Repeat every entry word for word, but leave the images out of your copy.

Entries from a visual dataset:
+ + + + + + +

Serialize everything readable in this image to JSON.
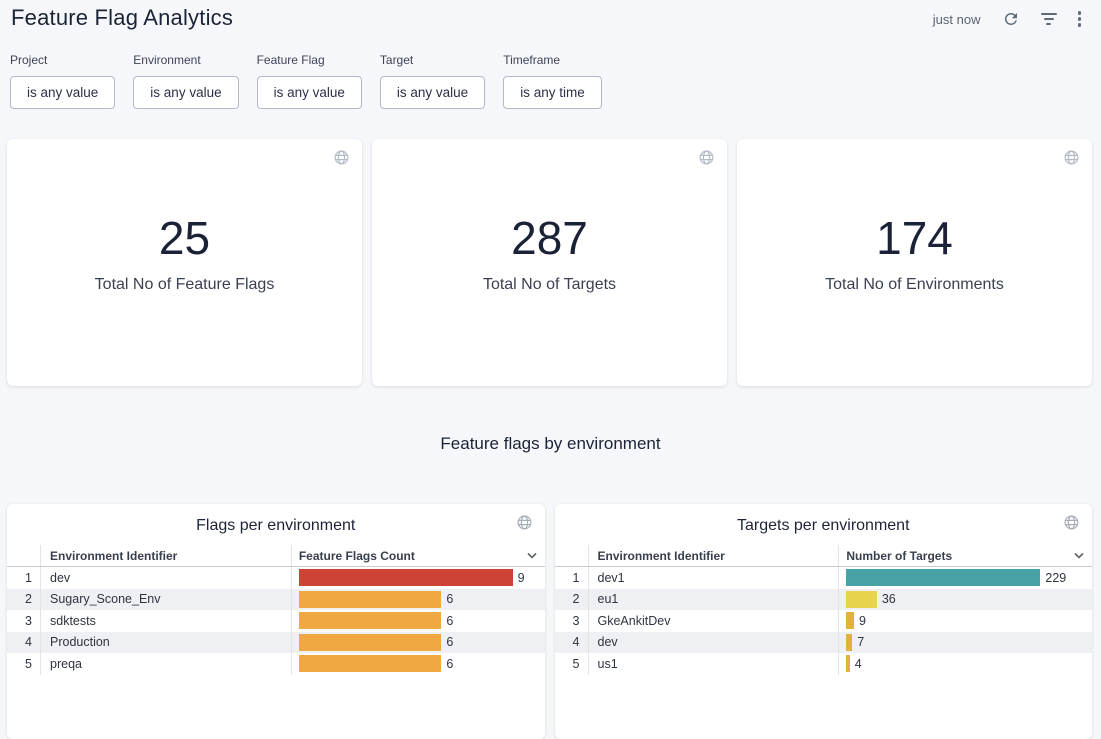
{
  "header": {
    "title": "Feature Flag Analytics",
    "last_refreshed": "just now",
    "icons": [
      "refresh-icon",
      "filter-list-icon",
      "more-vert-icon"
    ]
  },
  "filters": [
    {
      "label": "Project",
      "value": "is any value"
    },
    {
      "label": "Environment",
      "value": "is any value"
    },
    {
      "label": "Feature Flag",
      "value": "is any value"
    },
    {
      "label": "Target",
      "value": "is any value"
    },
    {
      "label": "Timeframe",
      "value": "is any time"
    }
  ],
  "stats": [
    {
      "value": "25",
      "label": "Total No of Feature Flags"
    },
    {
      "value": "287",
      "label": "Total No of Targets"
    },
    {
      "value": "174",
      "label": "Total No of Environments"
    }
  ],
  "section_title": "Feature flags by environment",
  "colors": {
    "page_bg": "#f6f7fa",
    "card_bg": "#ffffff",
    "bar_red": "#cd4437",
    "bar_orange": "#f0a843",
    "bar_teal": "#47a1a5",
    "bar_yellow": "#e8d44c",
    "bar_amber": "#e2b23c",
    "row_stripe": "#eef0f3"
  },
  "chart_data": [
    {
      "type": "table",
      "title": "Flags per environment",
      "columns": [
        "Environment Identifier",
        "Feature Flags Count"
      ],
      "value_max": 9,
      "rows": [
        {
          "rank": "1",
          "env": "dev",
          "value": 9,
          "bar_color": "#cd4437"
        },
        {
          "rank": "2",
          "env": "Sugary_Scone_Env",
          "value": 6,
          "bar_color": "#f0a843"
        },
        {
          "rank": "3",
          "env": "sdktests",
          "value": 6,
          "bar_color": "#f0a843"
        },
        {
          "rank": "4",
          "env": "Production",
          "value": 6,
          "bar_color": "#f0a843"
        },
        {
          "rank": "5",
          "env": "preqa",
          "value": 6,
          "bar_color": "#f0a843"
        }
      ]
    },
    {
      "type": "table",
      "title": "Targets per environment",
      "columns": [
        "Environment Identifier",
        "Number of Targets"
      ],
      "value_max": 229,
      "rows": [
        {
          "rank": "1",
          "env": "dev1",
          "value": 229,
          "bar_color": "#47a1a5"
        },
        {
          "rank": "2",
          "env": "eu1",
          "value": 36,
          "bar_color": "#e8d44c"
        },
        {
          "rank": "3",
          "env": "GkeAnkitDev",
          "value": 9,
          "bar_color": "#e2b23c"
        },
        {
          "rank": "4",
          "env": "dev",
          "value": 7,
          "bar_color": "#e2b23c"
        },
        {
          "rank": "5",
          "env": "us1",
          "value": 4,
          "bar_color": "#e2b23c"
        }
      ]
    }
  ]
}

+ + + + + + +

- _Completed exercise_
Serialize everything readable in this image to JSON.
{
  "header": {
    "title": "Feature Flag Analytics",
    "last_refreshed": "just now",
    "icons": [
      "refresh-icon",
      "filter-list-icon",
      "more-vert-icon"
    ]
  },
  "filters": [
    {
      "label": "Project",
      "value": "is any value"
    },
    {
      "label": "Environment",
      "value": "is any value"
    },
    {
      "label": "Feature Flag",
      "value": "is any value"
    },
    {
      "label": "Target",
      "value": "is any value"
    },
    {
      "label": "Timeframe",
      "value": "is any time"
    }
  ],
  "stats": [
    {
      "value": "25",
      "label": "Total No of Feature Flags"
    },
    {
      "value": "287",
      "label": "Total No of Targets"
    },
    {
      "value": "174",
      "label": "Total No of Environments"
    }
  ],
  "section_title": "Feature flags by environment",
  "colors": {
    "page_bg": "#f6f7fa",
    "card_bg": "#ffffff",
    "bar_red": "#cd4437",
    "bar_orange": "#f0a843",
    "bar_teal": "#47a1a5",
    "bar_yellow": "#e8d44c",
    "bar_amber": "#e2b23c",
    "row_stripe": "#eef0f3"
  },
  "chart_data": [
    {
      "type": "table",
      "title": "Flags per environment",
      "columns": [
        "Environment Identifier",
        "Feature Flags Count"
      ],
      "value_max": 9,
      "rows": [
        {
          "rank": "1",
          "env": "dev",
          "value": 9,
          "bar_color": "#cd4437"
        },
        {
          "rank": "2",
          "env": "Sugary_Scone_Env",
          "value": 6,
          "bar_color": "#f0a843"
        },
        {
          "rank": "3",
          "env": "sdktests",
          "value": 6,
          "bar_color": "#f0a843"
        },
        {
          "rank": "4",
          "env": "Production",
          "value": 6,
          "bar_color": "#f0a843"
        },
        {
          "rank": "5",
          "env": "preqa",
          "value": 6,
          "bar_color": "#f0a843"
        }
      ]
    },
    {
      "type": "table",
      "title": "Targets per environment",
      "columns": [
        "Environment Identifier",
        "Number of Targets"
      ],
      "value_max": 229,
      "rows": [
        {
          "rank": "1",
          "env": "dev1",
          "value": 229,
          "bar_color": "#47a1a5"
        },
        {
          "rank": "2",
          "env": "eu1",
          "value": 36,
          "bar_color": "#e8d44c"
        },
        {
          "rank": "3",
          "env": "GkeAnkitDev",
          "value": 9,
          "bar_color": "#e2b23c"
        },
        {
          "rank": "4",
          "env": "dev",
          "value": 7,
          "bar_color": "#e2b23c"
        },
        {
          "rank": "5",
          "env": "us1",
          "value": 4,
          "bar_color": "#e2b23c"
        }
      ]
    }
  ]
}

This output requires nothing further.